(Extracts from a graphics dataset)
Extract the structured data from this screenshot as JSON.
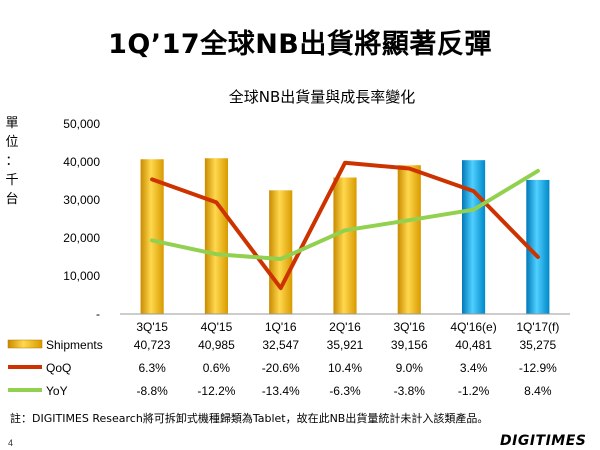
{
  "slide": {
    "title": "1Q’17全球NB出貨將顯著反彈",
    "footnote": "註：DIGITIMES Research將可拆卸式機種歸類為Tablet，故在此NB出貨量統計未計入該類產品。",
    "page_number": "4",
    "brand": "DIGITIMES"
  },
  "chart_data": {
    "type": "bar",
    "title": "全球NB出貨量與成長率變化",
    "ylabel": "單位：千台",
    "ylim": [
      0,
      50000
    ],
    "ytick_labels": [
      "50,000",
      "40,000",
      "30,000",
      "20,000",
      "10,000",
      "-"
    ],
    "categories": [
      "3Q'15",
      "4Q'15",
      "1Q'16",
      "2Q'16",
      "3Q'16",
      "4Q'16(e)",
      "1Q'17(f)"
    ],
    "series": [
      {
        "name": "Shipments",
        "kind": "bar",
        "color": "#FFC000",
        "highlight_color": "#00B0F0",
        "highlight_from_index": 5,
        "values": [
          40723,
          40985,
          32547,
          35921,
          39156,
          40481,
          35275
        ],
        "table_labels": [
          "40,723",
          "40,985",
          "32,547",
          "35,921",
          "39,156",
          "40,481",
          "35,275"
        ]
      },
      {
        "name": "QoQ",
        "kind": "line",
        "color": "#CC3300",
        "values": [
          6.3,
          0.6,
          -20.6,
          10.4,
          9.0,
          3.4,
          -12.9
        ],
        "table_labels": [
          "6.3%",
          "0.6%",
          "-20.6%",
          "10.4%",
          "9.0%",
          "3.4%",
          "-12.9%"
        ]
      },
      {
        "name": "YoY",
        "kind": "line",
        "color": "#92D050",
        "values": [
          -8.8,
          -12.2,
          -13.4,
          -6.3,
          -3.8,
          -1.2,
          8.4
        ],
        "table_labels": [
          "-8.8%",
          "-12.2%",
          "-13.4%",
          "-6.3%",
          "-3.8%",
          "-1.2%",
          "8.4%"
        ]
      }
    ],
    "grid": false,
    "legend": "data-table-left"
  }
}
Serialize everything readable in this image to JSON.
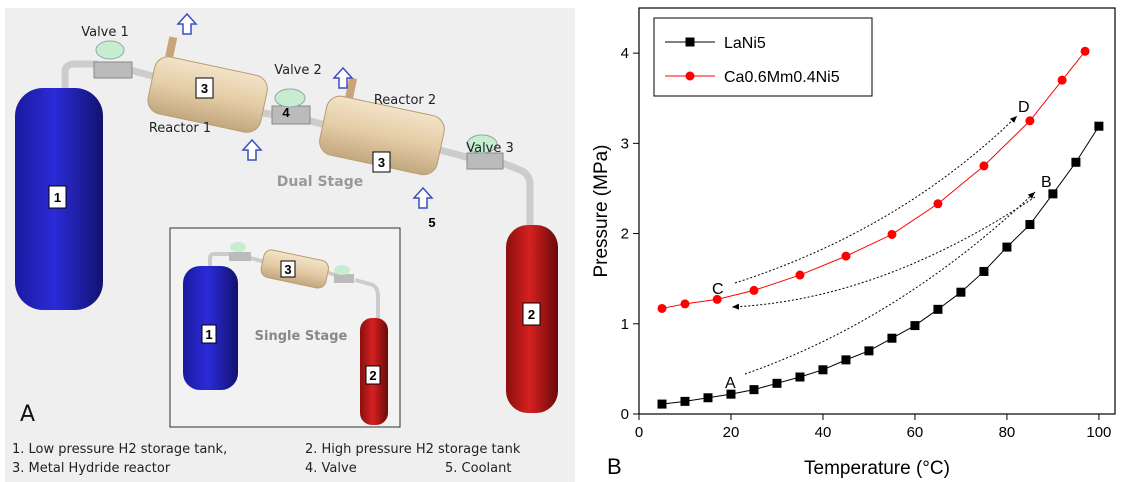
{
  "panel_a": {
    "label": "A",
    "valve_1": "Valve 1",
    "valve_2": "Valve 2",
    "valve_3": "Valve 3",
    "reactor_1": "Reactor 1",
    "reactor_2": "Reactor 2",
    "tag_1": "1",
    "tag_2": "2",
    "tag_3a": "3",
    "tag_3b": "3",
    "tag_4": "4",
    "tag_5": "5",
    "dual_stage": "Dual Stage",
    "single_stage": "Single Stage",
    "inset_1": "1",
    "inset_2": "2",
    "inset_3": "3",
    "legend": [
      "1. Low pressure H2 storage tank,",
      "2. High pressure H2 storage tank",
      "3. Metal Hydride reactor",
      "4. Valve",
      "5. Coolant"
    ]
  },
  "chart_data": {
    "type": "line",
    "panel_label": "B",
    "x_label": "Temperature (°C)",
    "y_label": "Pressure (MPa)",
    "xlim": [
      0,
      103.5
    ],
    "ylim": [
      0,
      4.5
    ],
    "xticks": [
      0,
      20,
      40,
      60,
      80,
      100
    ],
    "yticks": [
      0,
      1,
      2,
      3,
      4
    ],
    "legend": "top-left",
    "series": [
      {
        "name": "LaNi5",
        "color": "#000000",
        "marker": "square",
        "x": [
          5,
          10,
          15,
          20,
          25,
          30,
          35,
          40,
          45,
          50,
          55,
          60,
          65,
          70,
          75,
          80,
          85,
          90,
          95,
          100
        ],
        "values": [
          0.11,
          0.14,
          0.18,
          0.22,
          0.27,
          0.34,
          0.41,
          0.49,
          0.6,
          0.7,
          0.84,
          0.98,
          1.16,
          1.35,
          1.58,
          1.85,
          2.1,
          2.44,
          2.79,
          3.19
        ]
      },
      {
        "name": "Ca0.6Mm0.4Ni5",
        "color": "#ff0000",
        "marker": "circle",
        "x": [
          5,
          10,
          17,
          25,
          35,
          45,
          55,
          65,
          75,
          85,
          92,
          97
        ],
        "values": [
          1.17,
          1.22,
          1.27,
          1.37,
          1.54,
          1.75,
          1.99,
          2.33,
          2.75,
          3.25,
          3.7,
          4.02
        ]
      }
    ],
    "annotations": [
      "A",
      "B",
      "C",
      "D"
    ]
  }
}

→ **Work required**
Skip the pictures and print each record exactly as it stands.

→ **Answer for this exercise**
Extract the structured data from this screenshot as JSON.
{
  "slide": {
    "title": "1Q’17全球NB出貨將顯著反彈",
    "footnote": "註：DIGITIMES Research將可拆卸式機種歸類為Tablet，故在此NB出貨量統計未計入該類產品。",
    "page_number": "4",
    "brand": "DIGITIMES"
  },
  "chart_data": {
    "type": "bar",
    "title": "全球NB出貨量與成長率變化",
    "ylabel": "單位：千台",
    "ylim": [
      0,
      50000
    ],
    "ytick_labels": [
      "50,000",
      "40,000",
      "30,000",
      "20,000",
      "10,000",
      "-"
    ],
    "categories": [
      "3Q'15",
      "4Q'15",
      "1Q'16",
      "2Q'16",
      "3Q'16",
      "4Q'16(e)",
      "1Q'17(f)"
    ],
    "series": [
      {
        "name": "Shipments",
        "kind": "bar",
        "color": "#FFC000",
        "highlight_color": "#00B0F0",
        "highlight_from_index": 5,
        "values": [
          40723,
          40985,
          32547,
          35921,
          39156,
          40481,
          35275
        ],
        "table_labels": [
          "40,723",
          "40,985",
          "32,547",
          "35,921",
          "39,156",
          "40,481",
          "35,275"
        ]
      },
      {
        "name": "QoQ",
        "kind": "line",
        "color": "#CC3300",
        "values": [
          6.3,
          0.6,
          -20.6,
          10.4,
          9.0,
          3.4,
          -12.9
        ],
        "table_labels": [
          "6.3%",
          "0.6%",
          "-20.6%",
          "10.4%",
          "9.0%",
          "3.4%",
          "-12.9%"
        ]
      },
      {
        "name": "YoY",
        "kind": "line",
        "color": "#92D050",
        "values": [
          -8.8,
          -12.2,
          -13.4,
          -6.3,
          -3.8,
          -1.2,
          8.4
        ],
        "table_labels": [
          "-8.8%",
          "-12.2%",
          "-13.4%",
          "-6.3%",
          "-3.8%",
          "-1.2%",
          "8.4%"
        ]
      }
    ],
    "grid": false,
    "legend": "data-table-left"
  }
}
Serialize everything readable in this image to JSON.
{
  "panel_a": {
    "label": "A",
    "valve_1": "Valve 1",
    "valve_2": "Valve 2",
    "valve_3": "Valve 3",
    "reactor_1": "Reactor 1",
    "reactor_2": "Reactor 2",
    "tag_1": "1",
    "tag_2": "2",
    "tag_3a": "3",
    "tag_3b": "3",
    "tag_4": "4",
    "tag_5": "5",
    "dual_stage": "Dual Stage",
    "single_stage": "Single Stage",
    "inset_1": "1",
    "inset_2": "2",
    "inset_3": "3",
    "legend": [
      "1. Low pressure H2 storage tank,",
      "2. High pressure H2 storage tank",
      "3. Metal Hydride reactor",
      "4. Valve",
      "5. Coolant"
    ]
  },
  "chart_data": {
    "type": "line",
    "panel_label": "B",
    "x_label": "Temperature (°C)",
    "y_label": "Pressure (MPa)",
    "xlim": [
      0,
      103.5
    ],
    "ylim": [
      0,
      4.5
    ],
    "xticks": [
      0,
      20,
      40,
      60,
      80,
      100
    ],
    "yticks": [
      0,
      1,
      2,
      3,
      4
    ],
    "legend": "top-left",
    "series": [
      {
        "name": "LaNi5",
        "color": "#000000",
        "marker": "square",
        "x": [
          5,
          10,
          15,
          20,
          25,
          30,
          35,
          40,
          45,
          50,
          55,
          60,
          65,
          70,
          75,
          80,
          85,
          90,
          95,
          100
        ],
        "values": [
          0.11,
          0.14,
          0.18,
          0.22,
          0.27,
          0.34,
          0.41,
          0.49,
          0.6,
          0.7,
          0.84,
          0.98,
          1.16,
          1.35,
          1.58,
          1.85,
          2.1,
          2.44,
          2.79,
          3.19
        ]
      },
      {
        "name": "Ca0.6Mm0.4Ni5",
        "color": "#ff0000",
        "marker": "circle",
        "x": [
          5,
          10,
          17,
          25,
          35,
          45,
          55,
          65,
          75,
          85,
          92,
          97
        ],
        "values": [
          1.17,
          1.22,
          1.27,
          1.37,
          1.54,
          1.75,
          1.99,
          2.33,
          2.75,
          3.25,
          3.7,
          4.02
        ]
      }
    ],
    "annotations": [
      "A",
      "B",
      "C",
      "D"
    ]
  }
}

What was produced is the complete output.